__Raw data__.
· · ·

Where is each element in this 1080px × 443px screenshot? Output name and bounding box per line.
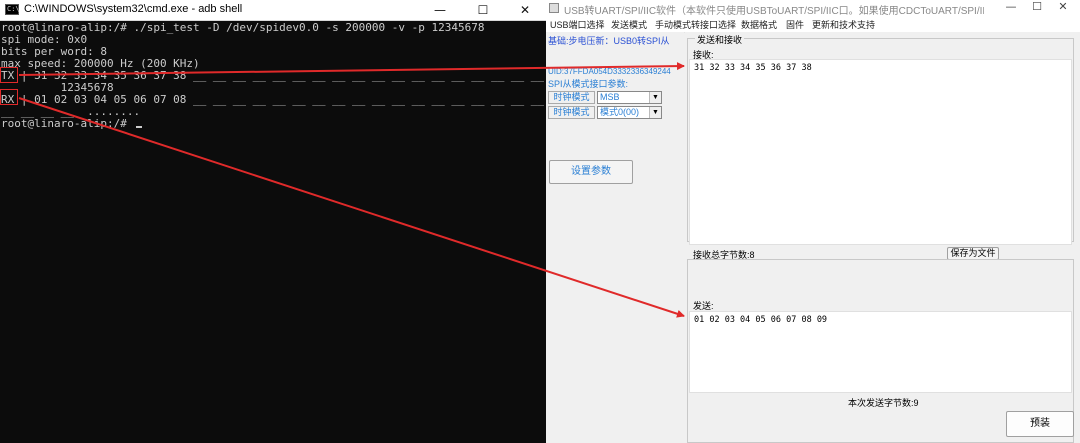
bit-order-value: MSB [600, 92, 620, 102]
cmd-maximize-button[interactable]: ☐ [463, 0, 503, 20]
app-titlebar[interactable]: USB转UART/SPI/IIC软件（本软件只使用USBToUART/SPI/I… [546, 0, 1080, 17]
menu-bar: USB端口选择 发送模式 手动模式转接口选择 数据格式 固件 更新和技术支持 [546, 16, 1080, 33]
menu-send-mode[interactable]: 发送模式 [611, 18, 647, 31]
menu-update-support[interactable]: 更新和技术支持 [812, 18, 875, 31]
cmd-titlebar[interactable]: C:\ C:\WINDOWS\system32\cmd.exe - adb sh… [0, 0, 546, 21]
app-window-controls: — ☐ ✕ [998, 0, 1076, 13]
chevron-down-icon[interactable]: ▼ [649, 92, 661, 103]
spi-params-heading: SPI从模式接口参数: [548, 79, 629, 89]
rx-highlight-box [0, 89, 18, 105]
cmd-minimize-button[interactable]: — [420, 0, 460, 20]
menu-data-format[interactable]: 数据格式 [741, 18, 777, 31]
cmd-window-title: C:\WINDOWS\system32\cmd.exe - adb shell [24, 3, 243, 15]
console-cursor [136, 126, 143, 128]
clock-mode-label: 时钟模式 [548, 91, 595, 104]
spi-mode-select[interactable]: 模式0(00) ▼ [597, 106, 662, 119]
usb-spi-app-window[interactable]: USB转UART/SPI/IIC软件（本软件只使用USBToUART/SPI/I… [546, 0, 1080, 443]
console-line-prompt: root@linaro-alip:/# [1, 117, 143, 130]
send-receive-panel: 发送和接收 接收: 31 32 33 34 35 36 37 38 接收总字节数… [685, 32, 1080, 443]
menu-firmware[interactable]: 固件 [786, 18, 804, 31]
cmd-app-icon: C:\ [5, 4, 20, 15]
send-byte-count: 本次发送字节数:9 [848, 398, 919, 408]
cmd-window[interactable]: C:\ C:\WINDOWS\system32\cmd.exe - adb sh… [0, 0, 546, 443]
spi-mode-value: 模式0(00) [600, 107, 640, 117]
menu-manual-mode[interactable]: 手动模式转接口选择 [655, 18, 736, 31]
spi-mode-label: 时钟模式 [548, 106, 595, 119]
tx-highlight-box [0, 67, 18, 83]
set-params-button[interactable]: 设置参数 [549, 160, 633, 184]
prompt-text: root@linaro-alip:/# [1, 117, 134, 130]
group-title: 发送和接收 [695, 33, 745, 46]
app-icon [549, 3, 559, 13]
device-uid: UID:37FFDA054D3332336349244 [548, 67, 671, 76]
app-window-title: USB转UART/SPI/IIC软件（本软件只使用USBToUART/SPI/I… [564, 6, 984, 17]
cmd-close-button[interactable]: ✕ [505, 0, 545, 20]
send-textbox[interactable]: 01 02 03 04 05 06 07 08 09 [689, 311, 1072, 393]
app-close-button[interactable]: ✕ [1050, 0, 1076, 13]
app-minimize-button[interactable]: — [998, 0, 1024, 13]
chevron-down-icon[interactable]: ▼ [649, 107, 661, 118]
menu-usb-port[interactable]: USB端口选择 [550, 18, 605, 31]
receive-textbox[interactable]: 31 32 33 34 35 36 37 38 [689, 59, 1072, 245]
cmd-console-output[interactable]: root@linaro-alip:/# ./spi_test -D /dev/s… [0, 21, 546, 443]
app-maximize-button[interactable]: ☐ [1024, 0, 1050, 13]
preload-button[interactable]: 预装 [1006, 411, 1074, 437]
left-config-panel: 基础:步电压新：USB0转SPI从 UID:37FFDA054D33323363… [546, 32, 684, 443]
connection-status: 基础:步电压新：USB0转SPI从 [548, 36, 670, 46]
bit-order-select[interactable]: MSB ▼ [597, 91, 662, 104]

· · ·

__Task description__.
Rewrite all the entries above with every "interactable" changed to "clickable" and nothing else altered, and omit the pictures.

__Finished task__.
Where is each element in this 1080px × 443px screenshot? Output name and bounding box per line.
bit-order-value: MSB [600, 92, 620, 102]
cmd-maximize-button[clickable]: ☐ [463, 0, 503, 20]
app-titlebar[clickable]: USB转UART/SPI/IIC软件（本软件只使用USBToUART/SPI/I… [546, 0, 1080, 17]
menu-bar: USB端口选择 发送模式 手动模式转接口选择 数据格式 固件 更新和技术支持 [546, 16, 1080, 33]
menu-send-mode[clickable]: 发送模式 [611, 18, 647, 31]
menu-update-support[clickable]: 更新和技术支持 [812, 18, 875, 31]
cmd-titlebar[clickable]: C:\ C:\WINDOWS\system32\cmd.exe - adb sh… [0, 0, 546, 21]
app-window-controls: — ☐ ✕ [998, 0, 1076, 13]
chevron-down-icon[clickable]: ▼ [649, 92, 661, 103]
spi-params-heading: SPI从模式接口参数: [548, 79, 629, 89]
rx-highlight-box [0, 89, 18, 105]
cmd-minimize-button[clickable]: — [420, 0, 460, 20]
menu-data-format[clickable]: 数据格式 [741, 18, 777, 31]
cmd-window-title: C:\WINDOWS\system32\cmd.exe - adb shell [24, 3, 243, 15]
console-cursor [136, 126, 143, 128]
clock-mode-label: 时钟模式 [548, 91, 595, 104]
spi-mode-select[clickable]: 模式0(00) ▼ [597, 106, 662, 119]
usb-spi-app-window[clickable]: USB转UART/SPI/IIC软件（本软件只使用USBToUART/SPI/I… [546, 0, 1080, 443]
console-line-prompt: root@linaro-alip:/# [1, 117, 143, 130]
send-receive-panel: 发送和接收 接收: 31 32 33 34 35 36 37 38 接收总字节数… [685, 32, 1080, 443]
menu-firmware[clickable]: 固件 [786, 18, 804, 31]
cmd-app-icon: C:\ [5, 4, 20, 15]
send-byte-count: 本次发送字节数:9 [848, 398, 919, 408]
cmd-window[clickable]: C:\ C:\WINDOWS\system32\cmd.exe - adb sh… [0, 0, 546, 443]
spi-mode-value: 模式0(00) [600, 107, 640, 117]
menu-manual-mode[clickable]: 手动模式转接口选择 [655, 18, 736, 31]
spi-mode-label: 时钟模式 [548, 106, 595, 119]
tx-highlight-box [0, 67, 18, 83]
set-params-button[clickable]: 设置参数 [549, 160, 633, 184]
prompt-text: root@linaro-alip:/# [1, 117, 134, 130]
group-title: 发送和接收 [695, 33, 745, 46]
app-icon [549, 3, 559, 13]
device-uid: UID:37FFDA054D3332336349244 [548, 67, 671, 76]
app-window-title: USB转UART/SPI/IIC软件（本软件只使用USBToUART/SPI/I… [564, 6, 984, 17]
cmd-close-button[clickable]: ✕ [505, 0, 545, 20]
send-textbox[clickable]: 01 02 03 04 05 06 07 08 09 [689, 311, 1072, 393]
app-close-button[clickable]: ✕ [1050, 0, 1076, 13]
app-minimize-button[clickable]: — [998, 0, 1024, 13]
chevron-down-icon[clickable]: ▼ [649, 107, 661, 118]
menu-usb-port[clickable]: USB端口选择 [550, 18, 605, 31]
receive-textbox[clickable]: 31 32 33 34 35 36 37 38 [689, 59, 1072, 245]
cmd-console-output[clickable]: root@linaro-alip:/# ./spi_test -D /dev/s… [0, 21, 546, 443]
app-maximize-button[clickable]: ☐ [1024, 0, 1050, 13]
preload-button[clickable]: 预装 [1006, 411, 1074, 437]
left-config-panel: 基础:步电压新：USB0转SPI从 UID:37FFDA054D33323363… [546, 32, 684, 443]
connection-status: 基础:步电压新：USB0转SPI从 [548, 36, 670, 46]
bit-order-select[clickable]: MSB ▼ [597, 91, 662, 104]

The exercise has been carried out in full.